■ TO DO:
Collect every line in the records below that contains the word "Count".

** Begin DATA LISTING **

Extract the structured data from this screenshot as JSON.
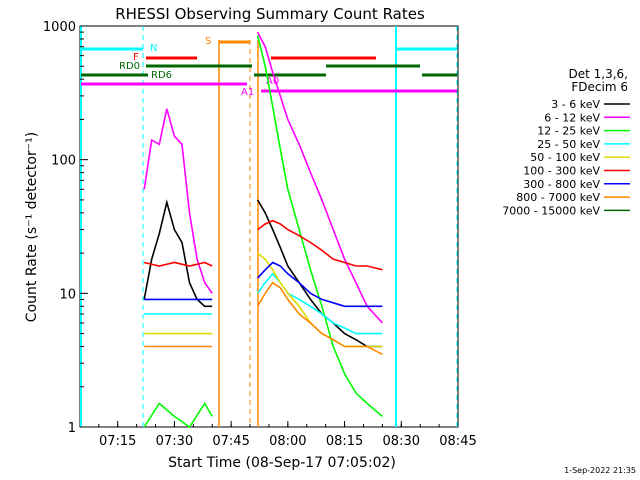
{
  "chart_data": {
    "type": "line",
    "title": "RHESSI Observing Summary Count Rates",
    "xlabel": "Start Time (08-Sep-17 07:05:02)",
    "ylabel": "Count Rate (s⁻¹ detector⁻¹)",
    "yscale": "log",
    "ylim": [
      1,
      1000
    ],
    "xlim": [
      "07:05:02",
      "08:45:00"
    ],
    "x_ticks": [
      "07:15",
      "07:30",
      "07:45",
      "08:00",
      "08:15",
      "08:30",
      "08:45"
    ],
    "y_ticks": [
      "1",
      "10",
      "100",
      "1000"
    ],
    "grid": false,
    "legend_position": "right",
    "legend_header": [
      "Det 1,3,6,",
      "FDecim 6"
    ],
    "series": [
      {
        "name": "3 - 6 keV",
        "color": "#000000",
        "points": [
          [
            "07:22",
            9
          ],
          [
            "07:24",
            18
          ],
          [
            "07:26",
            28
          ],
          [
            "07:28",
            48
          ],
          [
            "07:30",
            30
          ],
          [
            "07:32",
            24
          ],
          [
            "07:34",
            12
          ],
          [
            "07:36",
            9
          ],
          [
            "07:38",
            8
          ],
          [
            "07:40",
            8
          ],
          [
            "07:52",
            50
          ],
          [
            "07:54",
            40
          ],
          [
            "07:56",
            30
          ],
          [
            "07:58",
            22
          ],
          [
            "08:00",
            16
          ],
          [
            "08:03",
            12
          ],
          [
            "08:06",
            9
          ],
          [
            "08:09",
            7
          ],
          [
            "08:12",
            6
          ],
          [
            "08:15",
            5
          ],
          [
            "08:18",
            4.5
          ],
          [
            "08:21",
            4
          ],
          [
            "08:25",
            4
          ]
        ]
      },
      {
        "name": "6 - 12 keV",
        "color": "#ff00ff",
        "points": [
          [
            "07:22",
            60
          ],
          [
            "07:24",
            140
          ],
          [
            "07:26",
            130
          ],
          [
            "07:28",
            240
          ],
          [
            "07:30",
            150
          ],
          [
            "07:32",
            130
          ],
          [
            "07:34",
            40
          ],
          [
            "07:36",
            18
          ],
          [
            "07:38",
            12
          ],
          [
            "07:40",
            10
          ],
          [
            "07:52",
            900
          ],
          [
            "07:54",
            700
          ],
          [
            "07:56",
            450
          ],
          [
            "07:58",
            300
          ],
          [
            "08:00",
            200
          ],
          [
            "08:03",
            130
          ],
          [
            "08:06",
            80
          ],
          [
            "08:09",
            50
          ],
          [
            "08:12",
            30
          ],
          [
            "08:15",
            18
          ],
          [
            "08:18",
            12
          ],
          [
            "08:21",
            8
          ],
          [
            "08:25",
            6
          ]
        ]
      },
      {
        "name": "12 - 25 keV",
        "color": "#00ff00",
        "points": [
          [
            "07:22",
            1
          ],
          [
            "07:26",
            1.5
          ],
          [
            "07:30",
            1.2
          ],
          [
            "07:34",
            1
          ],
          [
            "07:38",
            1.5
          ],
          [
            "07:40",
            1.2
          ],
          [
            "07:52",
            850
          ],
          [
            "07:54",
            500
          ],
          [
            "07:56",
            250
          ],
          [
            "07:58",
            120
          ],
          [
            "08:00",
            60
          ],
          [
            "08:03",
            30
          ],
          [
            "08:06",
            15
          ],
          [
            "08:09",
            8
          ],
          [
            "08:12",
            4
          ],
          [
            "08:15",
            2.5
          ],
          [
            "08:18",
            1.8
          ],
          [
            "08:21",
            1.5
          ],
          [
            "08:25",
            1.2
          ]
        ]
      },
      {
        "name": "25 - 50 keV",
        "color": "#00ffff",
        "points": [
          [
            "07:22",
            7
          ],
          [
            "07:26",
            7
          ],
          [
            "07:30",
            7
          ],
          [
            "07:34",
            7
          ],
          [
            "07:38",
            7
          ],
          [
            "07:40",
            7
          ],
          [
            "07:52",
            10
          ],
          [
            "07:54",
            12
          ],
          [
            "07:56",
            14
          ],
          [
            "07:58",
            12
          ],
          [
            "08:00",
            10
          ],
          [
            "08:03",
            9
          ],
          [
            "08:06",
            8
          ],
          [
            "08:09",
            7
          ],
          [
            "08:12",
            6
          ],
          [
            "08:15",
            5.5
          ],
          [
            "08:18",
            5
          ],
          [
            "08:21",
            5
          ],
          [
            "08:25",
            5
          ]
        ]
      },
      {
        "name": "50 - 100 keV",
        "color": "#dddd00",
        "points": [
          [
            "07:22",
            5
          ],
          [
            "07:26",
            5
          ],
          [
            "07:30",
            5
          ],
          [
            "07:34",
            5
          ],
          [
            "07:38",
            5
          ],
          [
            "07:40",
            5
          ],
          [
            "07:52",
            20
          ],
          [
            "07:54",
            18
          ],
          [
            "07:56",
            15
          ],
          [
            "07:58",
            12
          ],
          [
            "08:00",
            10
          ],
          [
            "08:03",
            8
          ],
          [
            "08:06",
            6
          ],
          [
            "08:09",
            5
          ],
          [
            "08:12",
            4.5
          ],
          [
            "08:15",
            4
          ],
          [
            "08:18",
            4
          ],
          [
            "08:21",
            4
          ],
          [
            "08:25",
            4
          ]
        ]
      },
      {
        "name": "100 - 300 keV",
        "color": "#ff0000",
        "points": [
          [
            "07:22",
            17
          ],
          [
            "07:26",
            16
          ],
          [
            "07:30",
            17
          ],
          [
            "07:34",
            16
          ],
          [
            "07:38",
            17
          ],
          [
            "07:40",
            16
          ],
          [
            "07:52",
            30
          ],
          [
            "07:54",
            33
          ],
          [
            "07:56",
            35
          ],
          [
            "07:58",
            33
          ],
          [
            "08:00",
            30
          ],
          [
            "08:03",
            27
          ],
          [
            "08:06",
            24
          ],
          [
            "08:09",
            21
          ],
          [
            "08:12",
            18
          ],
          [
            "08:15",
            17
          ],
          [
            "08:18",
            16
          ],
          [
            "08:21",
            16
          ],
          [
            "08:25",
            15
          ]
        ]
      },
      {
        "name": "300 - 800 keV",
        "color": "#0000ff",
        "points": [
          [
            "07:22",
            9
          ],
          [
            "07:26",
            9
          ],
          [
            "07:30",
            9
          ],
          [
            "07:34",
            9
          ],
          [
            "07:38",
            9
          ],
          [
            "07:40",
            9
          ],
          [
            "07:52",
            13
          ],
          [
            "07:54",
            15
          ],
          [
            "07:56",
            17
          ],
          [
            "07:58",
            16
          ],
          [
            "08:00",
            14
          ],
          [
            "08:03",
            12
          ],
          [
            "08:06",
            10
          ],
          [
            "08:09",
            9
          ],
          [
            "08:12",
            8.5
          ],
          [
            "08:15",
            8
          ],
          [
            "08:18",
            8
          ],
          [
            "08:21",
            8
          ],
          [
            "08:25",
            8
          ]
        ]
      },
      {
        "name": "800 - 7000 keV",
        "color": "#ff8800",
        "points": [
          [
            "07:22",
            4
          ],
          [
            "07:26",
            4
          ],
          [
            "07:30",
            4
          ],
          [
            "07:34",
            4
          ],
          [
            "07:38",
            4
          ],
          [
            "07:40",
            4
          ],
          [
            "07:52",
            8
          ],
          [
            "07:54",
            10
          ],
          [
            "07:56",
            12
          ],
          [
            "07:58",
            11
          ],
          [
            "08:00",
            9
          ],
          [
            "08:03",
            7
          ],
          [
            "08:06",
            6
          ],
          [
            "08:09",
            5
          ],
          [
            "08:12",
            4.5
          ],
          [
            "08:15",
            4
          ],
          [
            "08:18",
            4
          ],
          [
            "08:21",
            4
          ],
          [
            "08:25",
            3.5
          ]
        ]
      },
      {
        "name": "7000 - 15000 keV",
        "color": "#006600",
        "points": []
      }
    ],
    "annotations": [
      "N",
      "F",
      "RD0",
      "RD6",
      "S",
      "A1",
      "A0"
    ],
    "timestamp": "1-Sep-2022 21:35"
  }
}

** End DATA LISTING **

■ EXERCISE RESULT:
    "title": "RHESSI Observing Summary Count Rates",
    "ylabel": "Count Rate (s⁻¹ detector⁻¹)",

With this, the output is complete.